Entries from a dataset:
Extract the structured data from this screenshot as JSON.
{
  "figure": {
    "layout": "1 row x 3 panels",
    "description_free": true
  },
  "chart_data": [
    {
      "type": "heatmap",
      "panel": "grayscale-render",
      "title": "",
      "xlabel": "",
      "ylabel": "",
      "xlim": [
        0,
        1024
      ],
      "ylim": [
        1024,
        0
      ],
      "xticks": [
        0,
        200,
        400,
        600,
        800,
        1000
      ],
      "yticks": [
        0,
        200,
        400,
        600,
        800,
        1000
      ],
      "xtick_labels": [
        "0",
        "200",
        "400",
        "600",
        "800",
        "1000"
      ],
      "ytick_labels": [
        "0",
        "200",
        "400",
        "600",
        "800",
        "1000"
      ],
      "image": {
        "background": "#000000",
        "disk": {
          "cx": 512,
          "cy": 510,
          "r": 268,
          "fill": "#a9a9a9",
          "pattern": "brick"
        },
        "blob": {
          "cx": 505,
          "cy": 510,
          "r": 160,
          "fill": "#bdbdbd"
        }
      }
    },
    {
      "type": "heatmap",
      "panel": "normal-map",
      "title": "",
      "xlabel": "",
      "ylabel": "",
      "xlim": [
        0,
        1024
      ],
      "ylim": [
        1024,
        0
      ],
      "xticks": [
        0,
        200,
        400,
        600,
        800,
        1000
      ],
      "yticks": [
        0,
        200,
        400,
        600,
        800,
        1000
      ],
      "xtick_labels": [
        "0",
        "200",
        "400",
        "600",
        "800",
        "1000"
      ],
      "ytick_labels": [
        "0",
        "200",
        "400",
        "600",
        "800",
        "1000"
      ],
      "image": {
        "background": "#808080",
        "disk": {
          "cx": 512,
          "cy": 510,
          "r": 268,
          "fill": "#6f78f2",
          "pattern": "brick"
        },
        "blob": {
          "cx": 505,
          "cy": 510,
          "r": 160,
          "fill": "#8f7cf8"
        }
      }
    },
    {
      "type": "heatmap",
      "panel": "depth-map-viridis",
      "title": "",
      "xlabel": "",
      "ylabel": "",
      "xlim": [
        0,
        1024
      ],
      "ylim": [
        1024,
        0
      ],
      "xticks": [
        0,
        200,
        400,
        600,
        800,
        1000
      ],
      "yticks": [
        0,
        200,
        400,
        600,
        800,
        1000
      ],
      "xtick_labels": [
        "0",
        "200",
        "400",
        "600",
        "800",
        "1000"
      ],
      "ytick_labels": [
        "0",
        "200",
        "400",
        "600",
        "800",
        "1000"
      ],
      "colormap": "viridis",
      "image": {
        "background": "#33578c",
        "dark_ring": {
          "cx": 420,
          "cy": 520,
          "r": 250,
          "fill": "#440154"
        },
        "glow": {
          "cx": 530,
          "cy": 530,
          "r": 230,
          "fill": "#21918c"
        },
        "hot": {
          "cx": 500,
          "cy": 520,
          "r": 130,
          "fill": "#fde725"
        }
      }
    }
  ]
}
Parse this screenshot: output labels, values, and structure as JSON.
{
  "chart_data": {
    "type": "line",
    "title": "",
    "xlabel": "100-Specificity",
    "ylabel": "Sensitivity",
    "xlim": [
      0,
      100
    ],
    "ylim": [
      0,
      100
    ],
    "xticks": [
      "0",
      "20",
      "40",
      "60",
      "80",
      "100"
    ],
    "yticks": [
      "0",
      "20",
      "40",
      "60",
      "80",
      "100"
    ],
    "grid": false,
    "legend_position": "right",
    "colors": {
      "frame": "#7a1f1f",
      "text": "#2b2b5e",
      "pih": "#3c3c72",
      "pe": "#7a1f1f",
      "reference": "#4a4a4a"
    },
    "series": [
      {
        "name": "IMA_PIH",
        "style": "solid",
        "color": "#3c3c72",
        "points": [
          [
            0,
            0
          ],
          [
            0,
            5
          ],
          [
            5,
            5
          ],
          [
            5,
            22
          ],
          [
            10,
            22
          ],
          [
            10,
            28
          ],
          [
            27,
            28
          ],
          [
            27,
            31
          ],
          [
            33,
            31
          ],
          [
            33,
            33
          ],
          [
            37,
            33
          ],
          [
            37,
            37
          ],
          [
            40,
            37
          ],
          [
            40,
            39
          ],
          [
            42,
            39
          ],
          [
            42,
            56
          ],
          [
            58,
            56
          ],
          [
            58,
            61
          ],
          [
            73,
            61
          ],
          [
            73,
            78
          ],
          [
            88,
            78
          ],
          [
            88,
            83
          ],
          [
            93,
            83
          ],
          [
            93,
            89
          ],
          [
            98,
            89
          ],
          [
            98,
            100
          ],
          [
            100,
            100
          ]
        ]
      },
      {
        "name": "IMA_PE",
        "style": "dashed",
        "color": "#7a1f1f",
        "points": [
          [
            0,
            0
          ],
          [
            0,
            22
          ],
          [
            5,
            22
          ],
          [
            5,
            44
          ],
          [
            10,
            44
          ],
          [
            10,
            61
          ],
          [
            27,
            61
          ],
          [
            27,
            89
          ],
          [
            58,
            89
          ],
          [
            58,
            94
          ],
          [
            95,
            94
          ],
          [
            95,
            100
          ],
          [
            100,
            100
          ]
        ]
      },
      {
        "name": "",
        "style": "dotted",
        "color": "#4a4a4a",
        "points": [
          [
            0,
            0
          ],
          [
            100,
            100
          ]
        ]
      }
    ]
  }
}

**Aim:** Each entry above is to be quoted exactly.

**Solution to this task:**
Extract the structured data from this screenshot as JSON.
{
  "figure": {
    "layout": "1 row x 3 panels",
    "description_free": true
  },
  "chart_data": [
    {
      "type": "heatmap",
      "panel": "grayscale-render",
      "title": "",
      "xlabel": "",
      "ylabel": "",
      "xlim": [
        0,
        1024
      ],
      "ylim": [
        1024,
        0
      ],
      "xticks": [
        0,
        200,
        400,
        600,
        800,
        1000
      ],
      "yticks": [
        0,
        200,
        400,
        600,
        800,
        1000
      ],
      "xtick_labels": [
        "0",
        "200",
        "400",
        "600",
        "800",
        "1000"
      ],
      "ytick_labels": [
        "0",
        "200",
        "400",
        "600",
        "800",
        "1000"
      ],
      "image": {
        "background": "#000000",
        "disk": {
          "cx": 512,
          "cy": 510,
          "r": 268,
          "fill": "#a9a9a9",
          "pattern": "brick"
        },
        "blob": {
          "cx": 505,
          "cy": 510,
          "r": 160,
          "fill": "#bdbdbd"
        }
      }
    },
    {
      "type": "heatmap",
      "panel": "normal-map",
      "title": "",
      "xlabel": "",
      "ylabel": "",
      "xlim": [
        0,
        1024
      ],
      "ylim": [
        1024,
        0
      ],
      "xticks": [
        0,
        200,
        400,
        600,
        800,
        1000
      ],
      "yticks": [
        0,
        200,
        400,
        600,
        800,
        1000
      ],
      "xtick_labels": [
        "0",
        "200",
        "400",
        "600",
        "800",
        "1000"
      ],
      "ytick_labels": [
        "0",
        "200",
        "400",
        "600",
        "800",
        "1000"
      ],
      "image": {
        "background": "#808080",
        "disk": {
          "cx": 512,
          "cy": 510,
          "r": 268,
          "fill": "#6f78f2",
          "pattern": "brick"
        },
        "blob": {
          "cx": 505,
          "cy": 510,
          "r": 160,
          "fill": "#8f7cf8"
        }
      }
    },
    {
      "type": "heatmap",
      "panel": "depth-map-viridis",
      "title": "",
      "xlabel": "",
      "ylabel": "",
      "xlim": [
        0,
        1024
      ],
      "ylim": [
        1024,
        0
      ],
      "xticks": [
        0,
        200,
        400,
        600,
        800,
        1000
      ],
      "yticks": [
        0,
        200,
        400,
        600,
        800,
        1000
      ],
      "xtick_labels": [
        "0",
        "200",
        "400",
        "600",
        "800",
        "1000"
      ],
      "ytick_labels": [
        "0",
        "200",
        "400",
        "600",
        "800",
        "1000"
      ],
      "colormap": "viridis",
      "image": {
        "background": "#33578c",
        "dark_ring": {
          "cx": 420,
          "cy": 520,
          "r": 250,
          "fill": "#440154"
        },
        "glow": {
          "cx": 530,
          "cy": 530,
          "r": 230,
          "fill": "#21918c"
        },
        "hot": {
          "cx": 500,
          "cy": 520,
          "r": 130,
          "fill": "#fde725"
        }
      }
    }
  ]
}
Parse this screenshot: output labels, values, and structure as JSON.
{
  "chart_data": {
    "type": "line",
    "title": "",
    "xlabel": "100-Specificity",
    "ylabel": "Sensitivity",
    "xlim": [
      0,
      100
    ],
    "ylim": [
      0,
      100
    ],
    "xticks": [
      "0",
      "20",
      "40",
      "60",
      "80",
      "100"
    ],
    "yticks": [
      "0",
      "20",
      "40",
      "60",
      "80",
      "100"
    ],
    "grid": false,
    "legend_position": "right",
    "colors": {
      "frame": "#7a1f1f",
      "text": "#2b2b5e",
      "pih": "#3c3c72",
      "pe": "#7a1f1f",
      "reference": "#4a4a4a"
    },
    "series": [
      {
        "name": "IMA_PIH",
        "style": "solid",
        "color": "#3c3c72",
        "points": [
          [
            0,
            0
          ],
          [
            0,
            5
          ],
          [
            5,
            5
          ],
          [
            5,
            22
          ],
          [
            10,
            22
          ],
          [
            10,
            28
          ],
          [
            27,
            28
          ],
          [
            27,
            31
          ],
          [
            33,
            31
          ],
          [
            33,
            33
          ],
          [
            37,
            33
          ],
          [
            37,
            37
          ],
          [
            40,
            37
          ],
          [
            40,
            39
          ],
          [
            42,
            39
          ],
          [
            42,
            56
          ],
          [
            58,
            56
          ],
          [
            58,
            61
          ],
          [
            73,
            61
          ],
          [
            73,
            78
          ],
          [
            88,
            78
          ],
          [
            88,
            83
          ],
          [
            93,
            83
          ],
          [
            93,
            89
          ],
          [
            98,
            89
          ],
          [
            98,
            100
          ],
          [
            100,
            100
          ]
        ]
      },
      {
        "name": "IMA_PE",
        "style": "dashed",
        "color": "#7a1f1f",
        "points": [
          [
            0,
            0
          ],
          [
            0,
            22
          ],
          [
            5,
            22
          ],
          [
            5,
            44
          ],
          [
            10,
            44
          ],
          [
            10,
            61
          ],
          [
            27,
            61
          ],
          [
            27,
            89
          ],
          [
            58,
            89
          ],
          [
            58,
            94
          ],
          [
            95,
            94
          ],
          [
            95,
            100
          ],
          [
            100,
            100
          ]
        ]
      },
      {
        "name": "",
        "style": "dotted",
        "color": "#4a4a4a",
        "points": [
          [
            0,
            0
          ],
          [
            100,
            100
          ]
        ]
      }
    ]
  }
}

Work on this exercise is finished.